REQUIRED WORK: Count lines, not occurrences: report how many lines in the records hold the string "name", and nothing else.

INFORMATION SHOWN:
◆ ◆ ◆ ◆ ◆
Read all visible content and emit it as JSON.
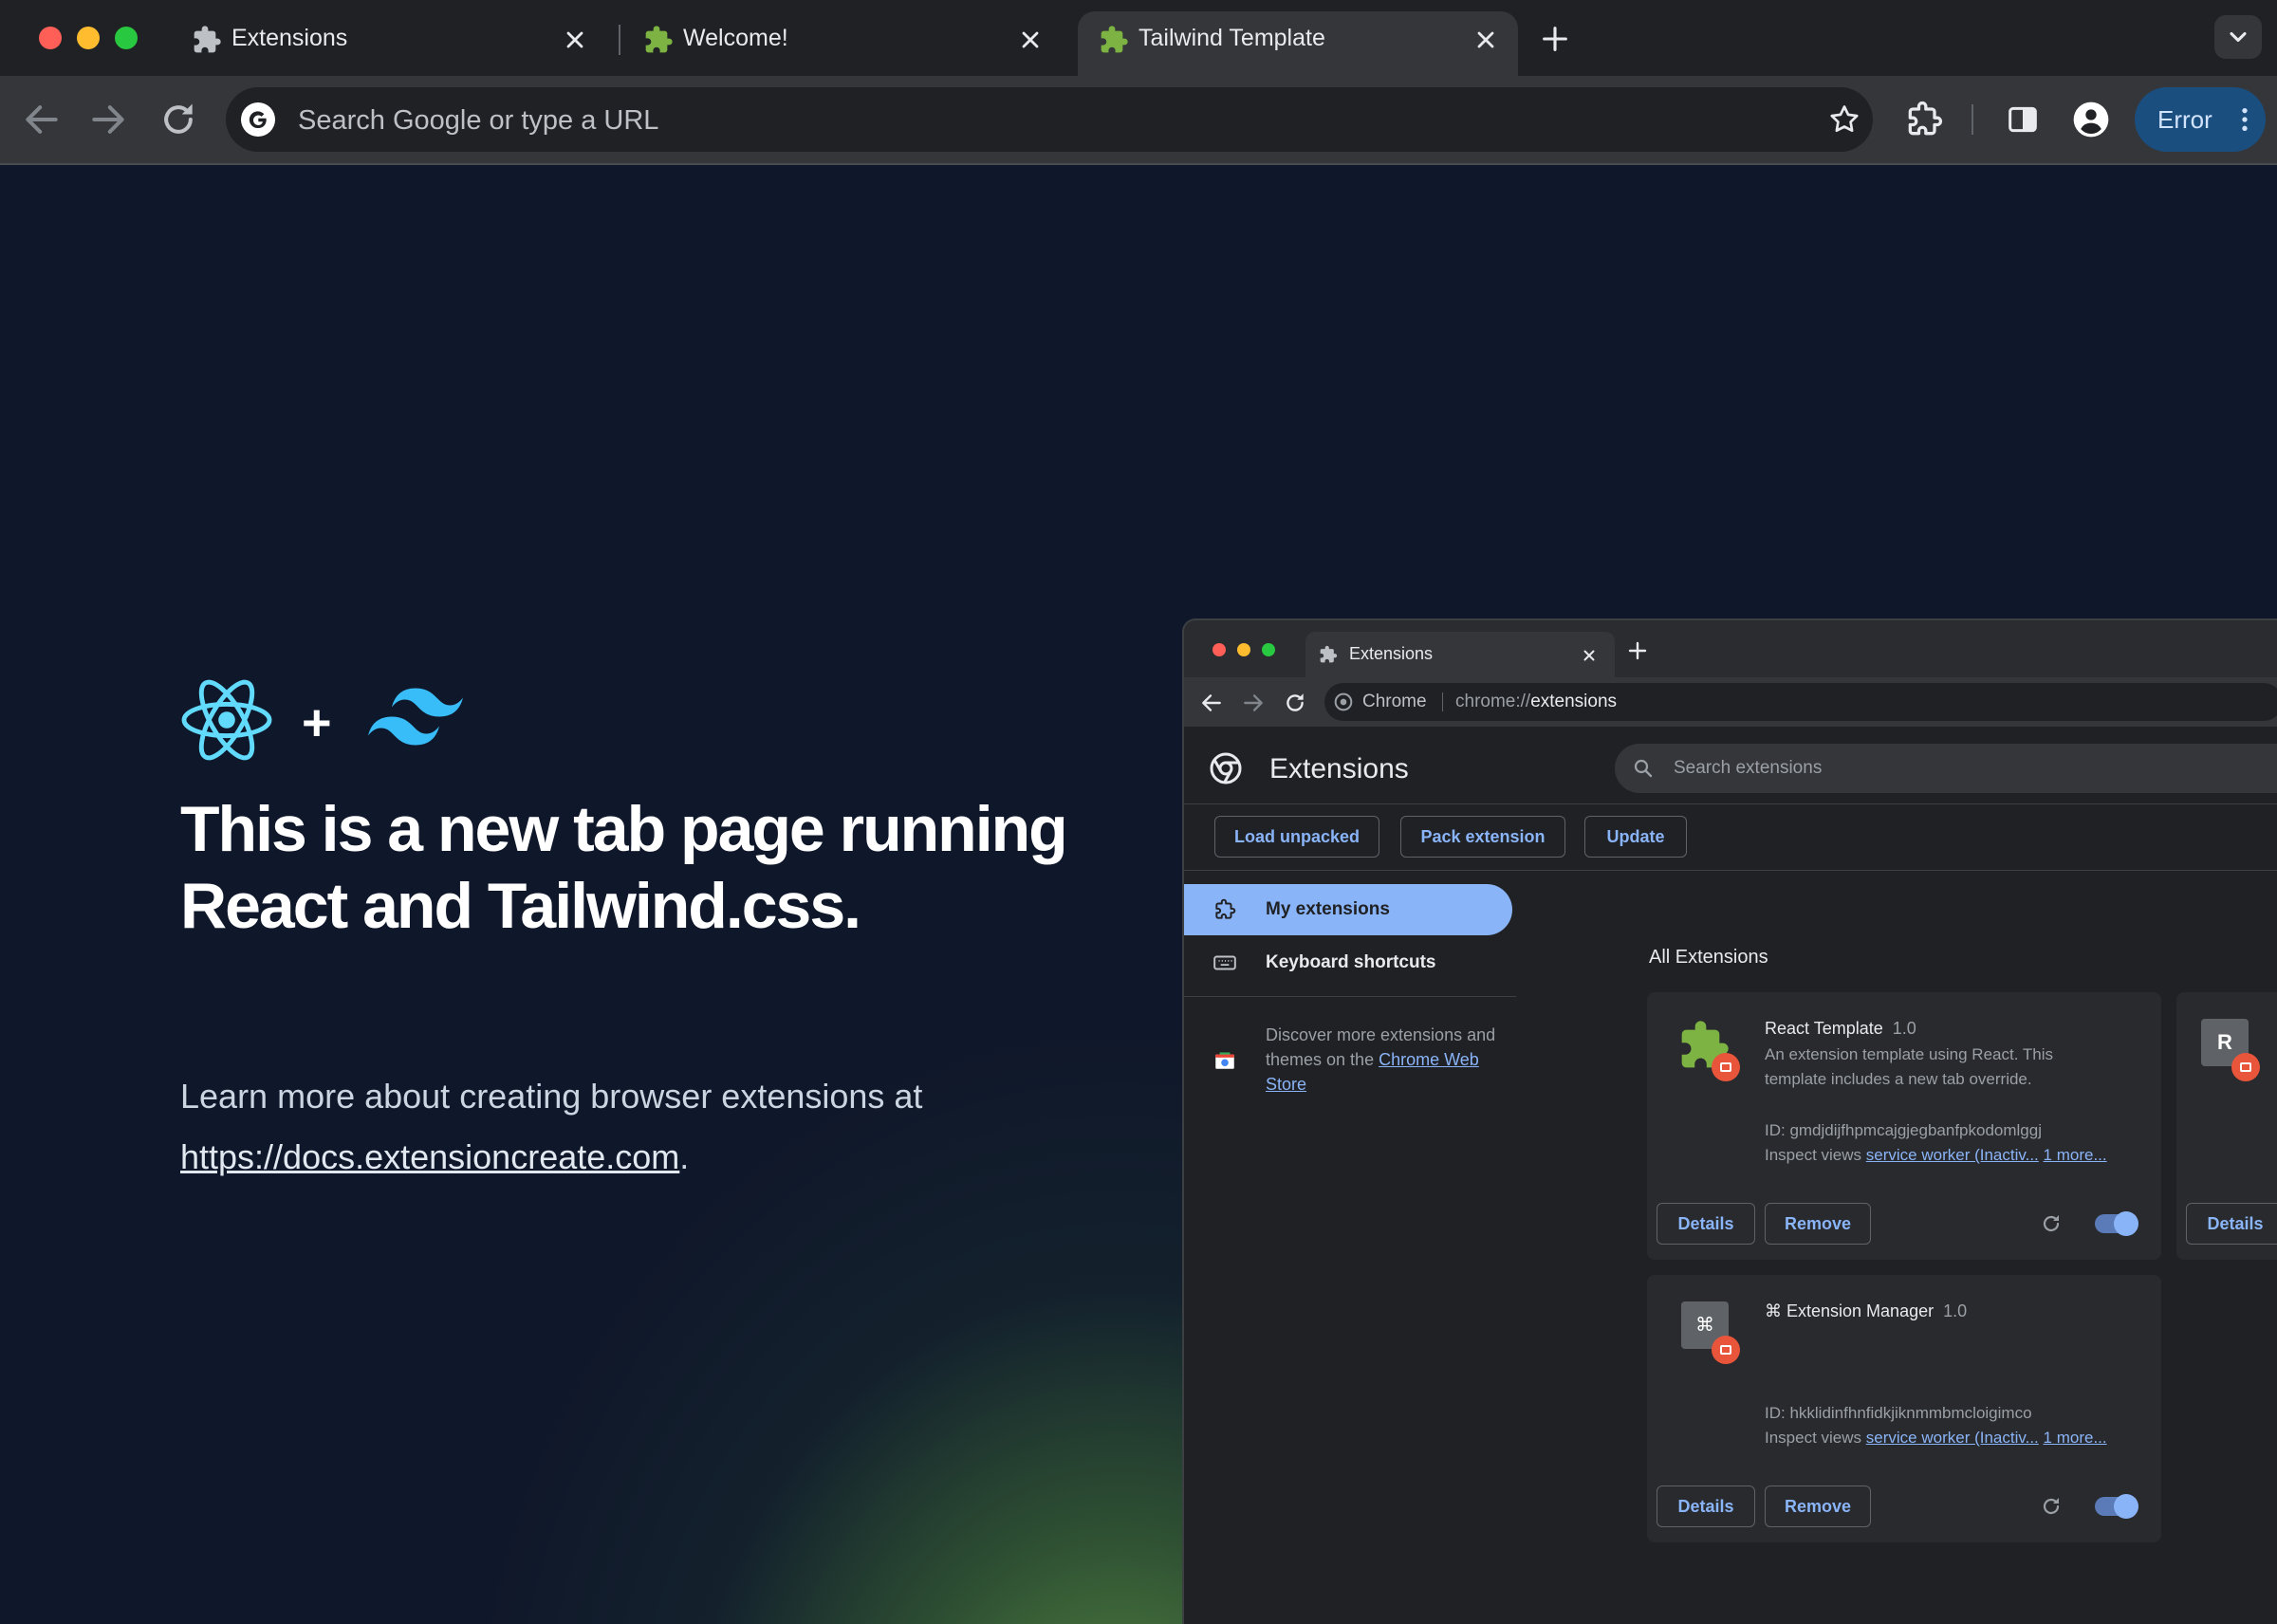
{
  "window": {
    "tabs": [
      {
        "title": "Extensions",
        "icon": "puzzle-icon",
        "active": false
      },
      {
        "title": "Welcome!",
        "icon": "green-puzzle-icon",
        "active": false
      },
      {
        "title": "Tailwind Template",
        "icon": "green-puzzle-icon",
        "active": true
      }
    ],
    "omnibox_placeholder": "Search Google or type a URL",
    "error_button_label": "Error"
  },
  "new_tab_page": {
    "logo_plus": "+",
    "heading": "This is a new tab page running React and Tailwind.css.",
    "learn_more_text": "Learn more about creating browser extensions at",
    "docs_link": "https://docs.extensioncreate.com",
    "period": "."
  },
  "nested_screenshot": {
    "tab_title": "Extensions",
    "omnibox_site": "Chrome",
    "omnibox_url_prefix": "chrome://",
    "omnibox_url_bold": "extensions",
    "page_title": "Extensions",
    "search_placeholder": "Search extensions",
    "actions": [
      "Load unpacked",
      "Pack extension",
      "Update"
    ],
    "sidebar": {
      "items": [
        {
          "label": "My extensions",
          "selected": true,
          "icon": "puzzle-outline-icon"
        },
        {
          "label": "Keyboard shortcuts",
          "selected": false,
          "icon": "keyboard-icon"
        }
      ],
      "discover_text": "Discover more extensions and themes on the",
      "store_link": "Chrome Web Store"
    },
    "section_title": "All Extensions",
    "extensions": [
      {
        "name": "React Template",
        "version": "1.0",
        "description_line1": "An extension template using React. This",
        "description_line2": "template includes a new tab override.",
        "id": "ID: gmdjdijfhpmcajgjegbanfpkodomlggj",
        "inspect_label": "Inspect views",
        "inspect_link": "service worker (Inactiv...",
        "more_link": "1 more...",
        "details": "Details",
        "remove": "Remove",
        "enabled": true
      },
      {
        "name": "⌘ Extension Manager",
        "version": "1.0",
        "icon_glyph": "⌘",
        "id": "ID: hkklidinfhnfidkjiknmmbmcloigimco",
        "inspect_label": "Inspect views",
        "inspect_link": "service worker (Inactiv...",
        "more_link": "1 more...",
        "details": "Details",
        "remove": "Remove",
        "enabled": true
      }
    ],
    "partial_card": {
      "icon_letter": "R",
      "details": "Details"
    }
  },
  "colors": {
    "page_bg": "#0f172a",
    "accent_blue": "#8ab4f8",
    "react_cyan": "#61dafb",
    "tailwind_sky": "#38bdf8",
    "error_button_bg": "#1a4e7e"
  }
}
◆ ◆ ◆ ◆ ◆
ANSWER IN FULL: 2